Search the listing below for "brought". Copy each matching line.
•••••
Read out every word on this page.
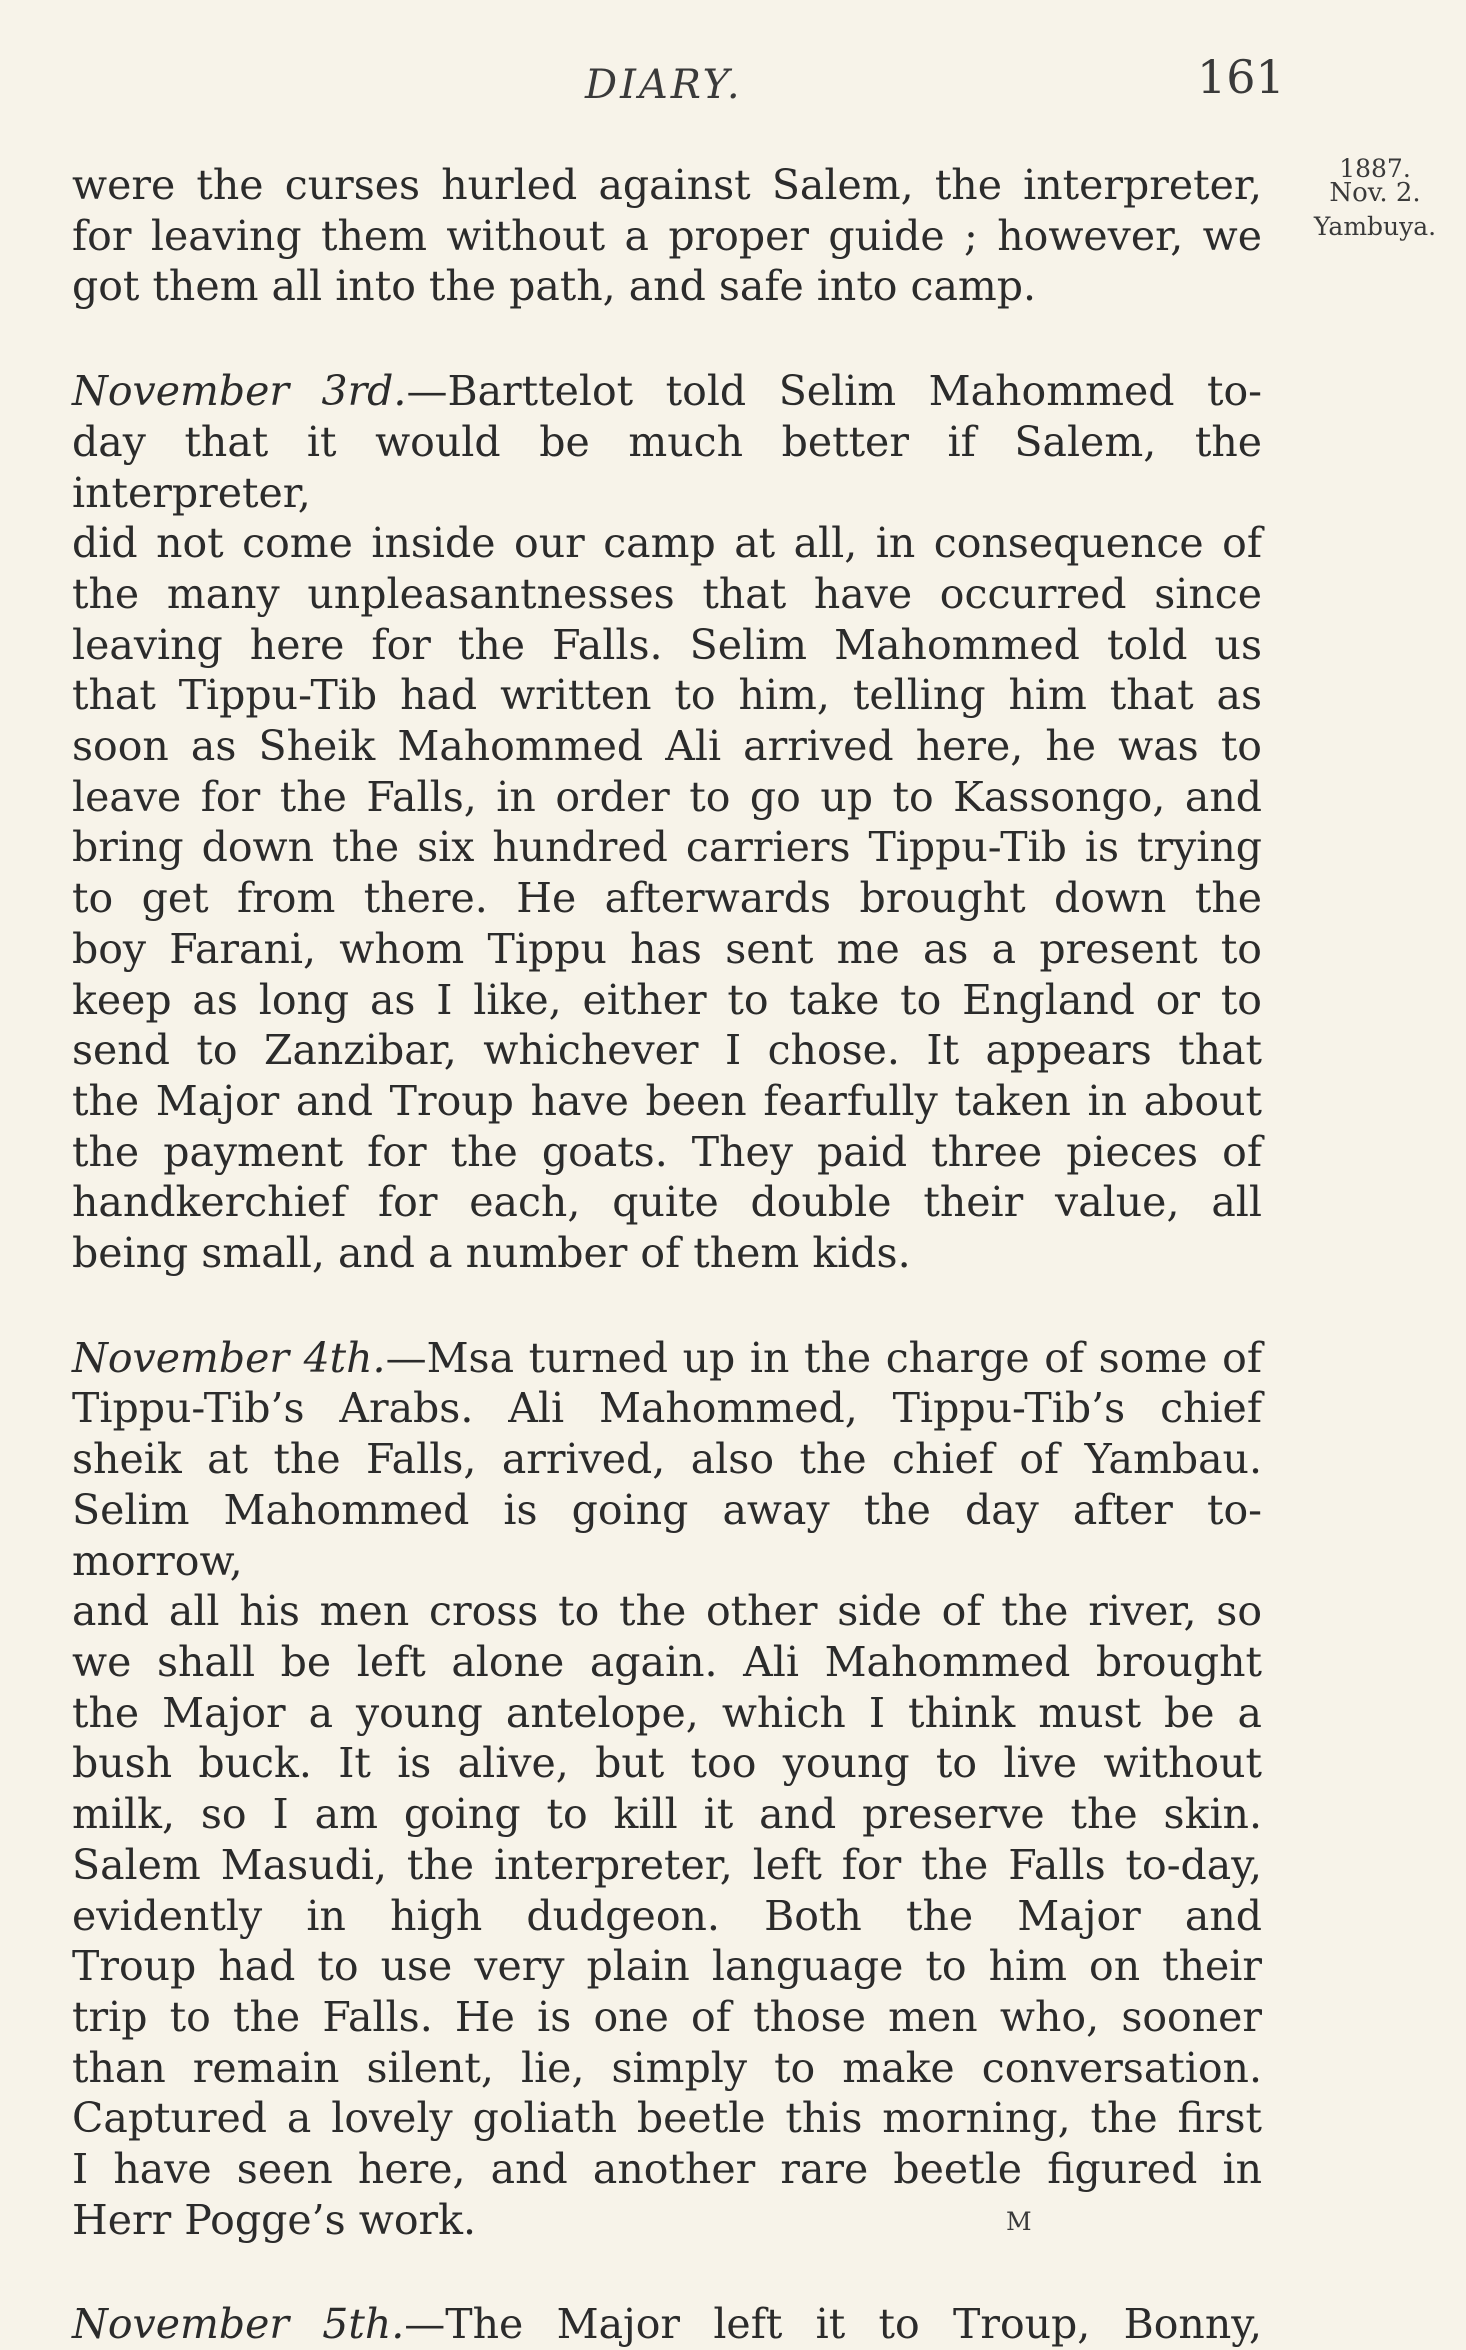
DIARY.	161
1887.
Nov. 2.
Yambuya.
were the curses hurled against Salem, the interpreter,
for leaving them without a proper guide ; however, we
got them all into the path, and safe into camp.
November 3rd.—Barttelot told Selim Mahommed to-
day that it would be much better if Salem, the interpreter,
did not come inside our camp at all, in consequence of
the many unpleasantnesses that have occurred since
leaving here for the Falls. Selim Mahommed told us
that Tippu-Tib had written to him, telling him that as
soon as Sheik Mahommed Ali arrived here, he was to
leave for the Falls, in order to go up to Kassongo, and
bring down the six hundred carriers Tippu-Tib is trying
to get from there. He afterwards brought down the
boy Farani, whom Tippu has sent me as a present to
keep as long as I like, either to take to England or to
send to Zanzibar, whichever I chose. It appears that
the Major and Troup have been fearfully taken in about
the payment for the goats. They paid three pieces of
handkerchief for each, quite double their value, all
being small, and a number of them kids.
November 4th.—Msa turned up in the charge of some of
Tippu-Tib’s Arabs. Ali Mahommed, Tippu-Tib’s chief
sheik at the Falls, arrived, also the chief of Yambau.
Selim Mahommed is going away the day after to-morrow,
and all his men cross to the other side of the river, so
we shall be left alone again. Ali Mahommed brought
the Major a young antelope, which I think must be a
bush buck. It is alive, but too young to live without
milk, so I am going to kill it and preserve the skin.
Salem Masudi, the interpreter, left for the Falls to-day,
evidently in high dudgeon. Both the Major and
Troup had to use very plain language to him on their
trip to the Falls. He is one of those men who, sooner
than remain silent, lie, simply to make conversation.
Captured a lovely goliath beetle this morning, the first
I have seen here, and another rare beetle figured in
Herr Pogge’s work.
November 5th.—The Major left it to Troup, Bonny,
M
•••••
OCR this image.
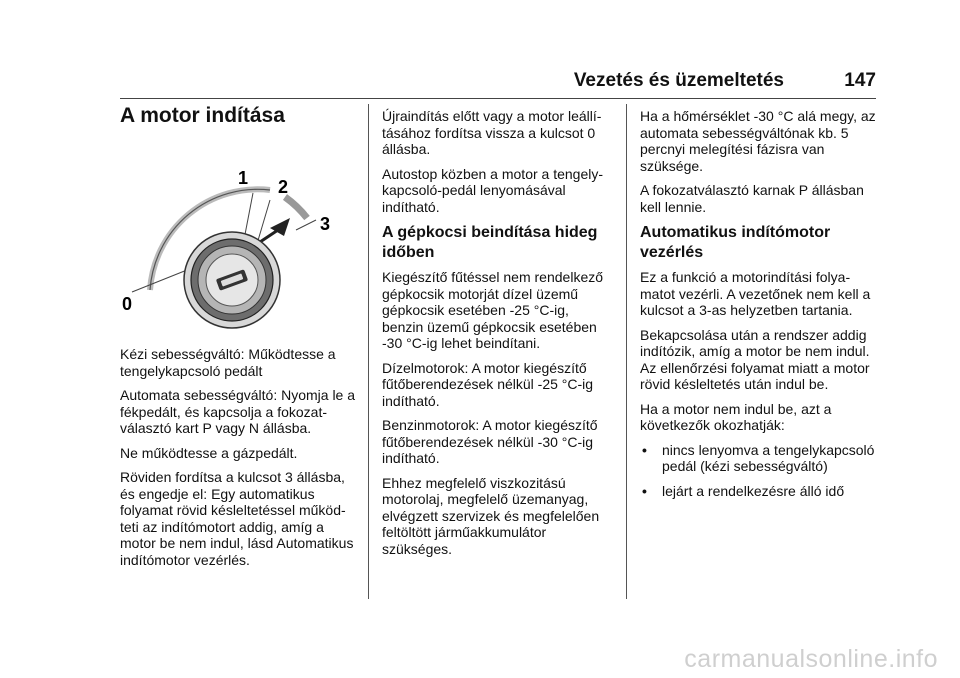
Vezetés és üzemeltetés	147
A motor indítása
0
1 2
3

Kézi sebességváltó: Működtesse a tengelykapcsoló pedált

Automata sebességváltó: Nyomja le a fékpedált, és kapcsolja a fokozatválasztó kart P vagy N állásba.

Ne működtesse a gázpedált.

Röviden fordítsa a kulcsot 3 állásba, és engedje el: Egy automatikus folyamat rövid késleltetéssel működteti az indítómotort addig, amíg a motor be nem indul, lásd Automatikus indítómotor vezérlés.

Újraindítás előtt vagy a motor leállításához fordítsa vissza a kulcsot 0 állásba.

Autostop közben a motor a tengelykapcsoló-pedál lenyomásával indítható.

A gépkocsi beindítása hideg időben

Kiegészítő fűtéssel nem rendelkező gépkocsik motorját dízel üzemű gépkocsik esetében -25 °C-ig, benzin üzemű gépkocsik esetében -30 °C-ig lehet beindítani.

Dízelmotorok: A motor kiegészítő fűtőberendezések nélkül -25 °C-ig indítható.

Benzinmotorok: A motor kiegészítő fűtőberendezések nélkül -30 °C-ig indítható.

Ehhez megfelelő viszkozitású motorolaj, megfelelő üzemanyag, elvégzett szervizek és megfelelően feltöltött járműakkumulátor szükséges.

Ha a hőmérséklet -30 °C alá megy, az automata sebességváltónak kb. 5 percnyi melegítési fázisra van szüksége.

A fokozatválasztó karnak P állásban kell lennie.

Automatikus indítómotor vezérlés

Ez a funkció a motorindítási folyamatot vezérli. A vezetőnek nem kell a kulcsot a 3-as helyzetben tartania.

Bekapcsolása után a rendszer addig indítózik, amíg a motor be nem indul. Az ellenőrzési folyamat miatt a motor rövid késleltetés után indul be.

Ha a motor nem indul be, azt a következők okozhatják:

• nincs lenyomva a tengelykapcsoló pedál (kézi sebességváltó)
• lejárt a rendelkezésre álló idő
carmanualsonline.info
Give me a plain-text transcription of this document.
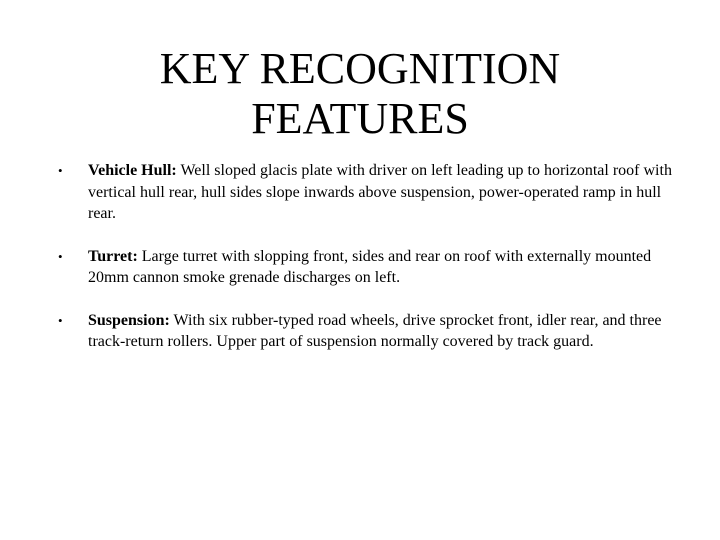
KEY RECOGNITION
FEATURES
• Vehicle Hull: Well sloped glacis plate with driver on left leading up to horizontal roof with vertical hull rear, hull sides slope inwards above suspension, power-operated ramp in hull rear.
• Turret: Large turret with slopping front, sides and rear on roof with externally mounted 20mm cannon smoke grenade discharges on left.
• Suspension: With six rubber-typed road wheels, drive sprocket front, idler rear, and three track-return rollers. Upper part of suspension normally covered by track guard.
•••••
## [Written solution]
to get from there. He afterwards brought down the
we shall be left alone again. Ali Mahommed brought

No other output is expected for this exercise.